======== Input for this task
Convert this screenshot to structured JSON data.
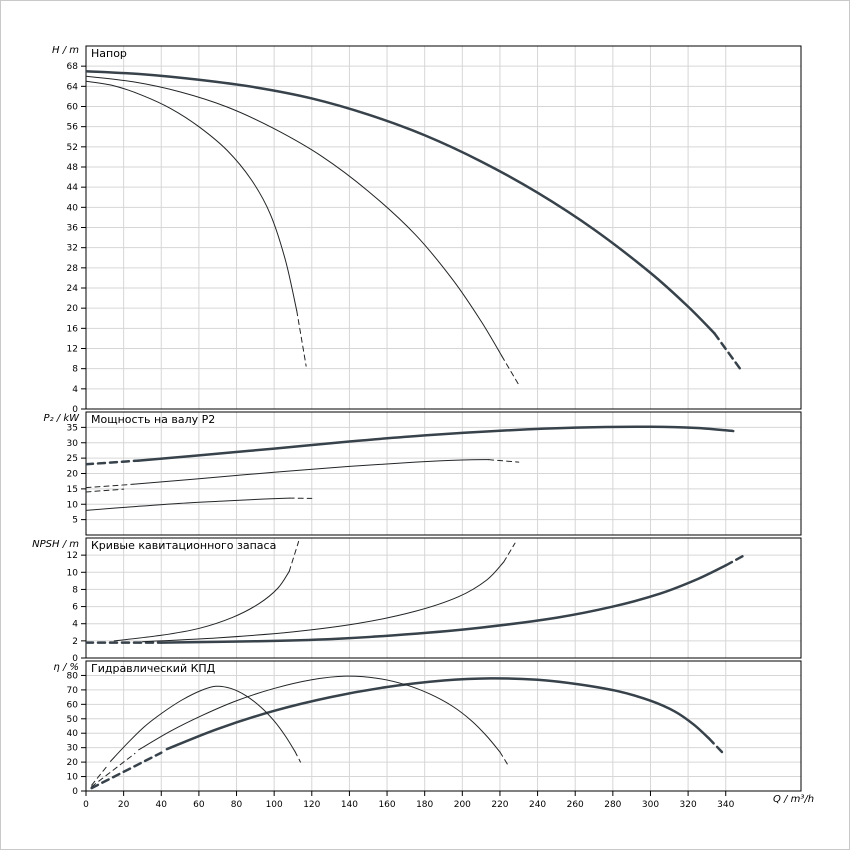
{
  "colors": {
    "background": "#ffffff",
    "grid": "#d6d6d6",
    "axis": "#000000",
    "text": "#000000",
    "curve_thick": "#37424b",
    "curve_thin": "#222527"
  },
  "chart_data": {
    "type": "line",
    "x_axis": {
      "label": "Q / m³/h",
      "lim": [
        0,
        380
      ],
      "ticks": [
        0,
        20,
        40,
        60,
        80,
        100,
        120,
        140,
        160,
        180,
        200,
        220,
        240,
        260,
        280,
        300,
        320,
        340
      ]
    },
    "panels": [
      {
        "title": "Напор",
        "ylabel": "H / m",
        "ylim": [
          0,
          72
        ],
        "yticks": [
          0,
          4,
          8,
          12,
          16,
          20,
          24,
          28,
          32,
          36,
          40,
          44,
          48,
          52,
          56,
          60,
          64,
          68
        ],
        "series": [
          {
            "name": "head-curve-min",
            "width": 1,
            "dash": false,
            "points": [
              [
                0,
                65
              ],
              [
                15,
                64.1
              ],
              [
                30,
                62.2
              ],
              [
                45,
                59.6
              ],
              [
                60,
                56
              ],
              [
                75,
                51.3
              ],
              [
                88,
                45.4
              ],
              [
                98,
                38.6
              ],
              [
                106,
                29.5
              ],
              [
                112,
                19.5
              ]
            ]
          },
          {
            "name": "head-curve-min-tail",
            "width": 1,
            "dash": true,
            "points": [
              [
                112,
                19.5
              ],
              [
                117,
                8.5
              ]
            ]
          },
          {
            "name": "head-curve-mid",
            "width": 1,
            "dash": false,
            "points": [
              [
                0,
                66
              ],
              [
                25,
                64.9
              ],
              [
                50,
                62.9
              ],
              [
                75,
                59.9
              ],
              [
                100,
                55.6
              ],
              [
                125,
                50.2
              ],
              [
                150,
                43.2
              ],
              [
                175,
                34.6
              ],
              [
                195,
                25.6
              ],
              [
                210,
                17.4
              ],
              [
                221,
                10.5
              ]
            ]
          },
          {
            "name": "head-curve-mid-tail",
            "width": 1,
            "dash": true,
            "points": [
              [
                221,
                10.5
              ],
              [
                230,
                4.8
              ]
            ]
          },
          {
            "name": "head-curve-max",
            "width": 2.5,
            "dash": false,
            "points": [
              [
                0,
                67
              ],
              [
                30,
                66.4
              ],
              [
                60,
                65.3
              ],
              [
                90,
                63.8
              ],
              [
                120,
                61.6
              ],
              [
                150,
                58.4
              ],
              [
                180,
                54.3
              ],
              [
                210,
                49.1
              ],
              [
                240,
                42.9
              ],
              [
                270,
                35.6
              ],
              [
                300,
                27
              ],
              [
                320,
                20.3
              ],
              [
                334,
                15
              ]
            ]
          },
          {
            "name": "head-curve-max-tail",
            "width": 2.5,
            "dash": true,
            "points": [
              [
                334,
                15
              ],
              [
                348,
                7.8
              ]
            ]
          }
        ]
      },
      {
        "title": "Мощность на валу P2",
        "ylabel": "P₂ / kW",
        "ylim": [
          0,
          40
        ],
        "yticks": [
          5,
          10,
          15,
          20,
          25,
          30,
          35
        ],
        "series": [
          {
            "name": "p2-curve-max-lead",
            "width": 2.5,
            "dash": true,
            "points": [
              [
                0,
                23
              ],
              [
                28,
                24.2
              ]
            ]
          },
          {
            "name": "p2-curve-max",
            "width": 2.5,
            "dash": false,
            "points": [
              [
                28,
                24.2
              ],
              [
                60,
                25.9
              ],
              [
                100,
                28.1
              ],
              [
                140,
                30.4
              ],
              [
                180,
                32.4
              ],
              [
                220,
                33.9
              ],
              [
                260,
                34.9
              ],
              [
                300,
                35.2
              ],
              [
                325,
                34.8
              ],
              [
                344,
                33.8
              ]
            ]
          },
          {
            "name": "p2-curve-mid-lead",
            "width": 1,
            "dash": true,
            "points": [
              [
                0,
                15.4
              ],
              [
                25,
                16.5
              ]
            ]
          },
          {
            "name": "p2-curve-mid",
            "width": 1,
            "dash": false,
            "points": [
              [
                25,
                16.5
              ],
              [
                60,
                18.3
              ],
              [
                100,
                20.4
              ],
              [
                140,
                22.3
              ],
              [
                175,
                23.7
              ],
              [
                200,
                24.4
              ],
              [
                214,
                24.5
              ]
            ]
          },
          {
            "name": "p2-curve-mid-tail",
            "width": 1,
            "dash": true,
            "points": [
              [
                214,
                24.5
              ],
              [
                230,
                23.7
              ]
            ]
          },
          {
            "name": "p2-curve-lead-extra",
            "width": 1,
            "dash": true,
            "points": [
              [
                0,
                14
              ],
              [
                20,
                14.9
              ]
            ]
          },
          {
            "name": "p2-curve-min",
            "width": 1,
            "dash": false,
            "points": [
              [
                0,
                8
              ],
              [
                25,
                9.2
              ],
              [
                50,
                10.3
              ],
              [
                75,
                11.1
              ],
              [
                95,
                11.7
              ],
              [
                108,
                12
              ]
            ]
          },
          {
            "name": "p2-curve-min-tail",
            "width": 1,
            "dash": true,
            "points": [
              [
                108,
                12
              ],
              [
                120,
                11.9
              ]
            ]
          }
        ]
      },
      {
        "title": "Кривые кавитационного запаса",
        "ylabel": "NPSH / m",
        "ylim": [
          0,
          14
        ],
        "yticks": [
          0,
          2,
          4,
          6,
          8,
          10,
          12
        ],
        "series": [
          {
            "name": "npsh-curve-max-lead",
            "width": 2.5,
            "dash": true,
            "points": [
              [
                0,
                1.8
              ],
              [
                40,
                1.8
              ]
            ]
          },
          {
            "name": "npsh-curve-max",
            "width": 2.5,
            "dash": false,
            "points": [
              [
                40,
                1.8
              ],
              [
                90,
                1.95
              ],
              [
                130,
                2.2
              ],
              [
                170,
                2.75
              ],
              [
                210,
                3.55
              ],
              [
                250,
                4.7
              ],
              [
                280,
                6
              ],
              [
                305,
                7.5
              ],
              [
                325,
                9.2
              ],
              [
                340,
                10.8
              ]
            ]
          },
          {
            "name": "npsh-curve-max-tail",
            "width": 2.5,
            "dash": true,
            "points": [
              [
                340,
                10.8
              ],
              [
                350,
                12
              ]
            ]
          },
          {
            "name": "npsh-curve-mid",
            "width": 1,
            "dash": false,
            "points": [
              [
                30,
                1.9
              ],
              [
                70,
                2.35
              ],
              [
                110,
                3.05
              ],
              [
                145,
                4.05
              ],
              [
                175,
                5.45
              ],
              [
                198,
                7.15
              ],
              [
                213,
                9.1
              ],
              [
                222,
                11.2
              ]
            ]
          },
          {
            "name": "npsh-curve-mid-tail",
            "width": 1,
            "dash": true,
            "points": [
              [
                222,
                11.2
              ],
              [
                228,
                13.4
              ]
            ]
          },
          {
            "name": "npsh-curve-min",
            "width": 1,
            "dash": false,
            "points": [
              [
                15,
                2
              ],
              [
                40,
                2.65
              ],
              [
                60,
                3.45
              ],
              [
                78,
                4.75
              ],
              [
                92,
                6.35
              ],
              [
                102,
                8.15
              ],
              [
                108,
                10.1
              ]
            ]
          },
          {
            "name": "npsh-curve-min-tail",
            "width": 1,
            "dash": true,
            "points": [
              [
                108,
                10.1
              ],
              [
                113,
                13.6
              ]
            ]
          }
        ]
      },
      {
        "title": "Гидравлический КПД",
        "ylabel": "η / %",
        "ylim": [
          0,
          90
        ],
        "yticks": [
          0,
          10,
          20,
          30,
          40,
          50,
          60,
          70,
          80
        ],
        "series": [
          {
            "name": "eta-curve-max-lead",
            "width": 2.5,
            "dash": true,
            "points": [
              [
                3,
                2
              ],
              [
                40,
                26.5
              ]
            ]
          },
          {
            "name": "eta-curve-max",
            "width": 2.5,
            "dash": false,
            "points": [
              [
                43,
                29
              ],
              [
                70,
                43
              ],
              [
                100,
                55.5
              ],
              [
                130,
                65
              ],
              [
                160,
                72
              ],
              [
                190,
                76.5
              ],
              [
                215,
                78
              ],
              [
                240,
                77
              ],
              [
                262,
                73.8
              ],
              [
                283,
                69
              ],
              [
                300,
                62.5
              ],
              [
                313,
                55
              ],
              [
                323,
                46
              ],
              [
                331,
                36.5
              ]
            ]
          },
          {
            "name": "eta-curve-max-tail",
            "width": 2.5,
            "dash": true,
            "points": [
              [
                331,
                36.5
              ],
              [
                338,
                27
              ]
            ]
          },
          {
            "name": "eta-curve-mid-lead",
            "width": 1,
            "dash": true,
            "points": [
              [
                3,
                3
              ],
              [
                26,
                26
              ]
            ]
          },
          {
            "name": "eta-curve-mid",
            "width": 1,
            "dash": false,
            "points": [
              [
                28,
                28.5
              ],
              [
                45,
                41.5
              ],
              [
                62,
                52.5
              ],
              [
                80,
                62.5
              ],
              [
                100,
                71
              ],
              [
                120,
                77
              ],
              [
                138,
                79.5
              ],
              [
                155,
                78
              ],
              [
                170,
                73.5
              ],
              [
                183,
                67
              ],
              [
                195,
                58.5
              ],
              [
                205,
                48.5
              ],
              [
                213,
                38
              ],
              [
                220,
                27
              ]
            ]
          },
          {
            "name": "eta-curve-mid-tail",
            "width": 1,
            "dash": true,
            "points": [
              [
                220,
                27
              ],
              [
                224,
                18.5
              ]
            ]
          },
          {
            "name": "eta-curve-min-lead",
            "width": 1,
            "dash": true,
            "points": [
              [
                3,
                4
              ],
              [
                12,
                18.5
              ]
            ]
          },
          {
            "name": "eta-curve-min",
            "width": 1,
            "dash": false,
            "points": [
              [
                13,
                20.5
              ],
              [
                22,
                33
              ],
              [
                31,
                44.5
              ],
              [
                41,
                54.5
              ],
              [
                51,
                63
              ],
              [
                61,
                69.5
              ],
              [
                69,
                72.5
              ],
              [
                77,
                71
              ],
              [
                85,
                66
              ],
              [
                93,
                58
              ],
              [
                100,
                48.5
              ],
              [
                106,
                38
              ],
              [
                111,
                27.5
              ]
            ]
          },
          {
            "name": "eta-curve-min-tail",
            "width": 1,
            "dash": true,
            "points": [
              [
                111,
                27.5
              ],
              [
                114,
                20
              ]
            ]
          }
        ]
      }
    ]
  }
}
================
• The problem: Of the lines in the data, how many hold the string "lead"? State the number, nothing else.

• Result of this task: 7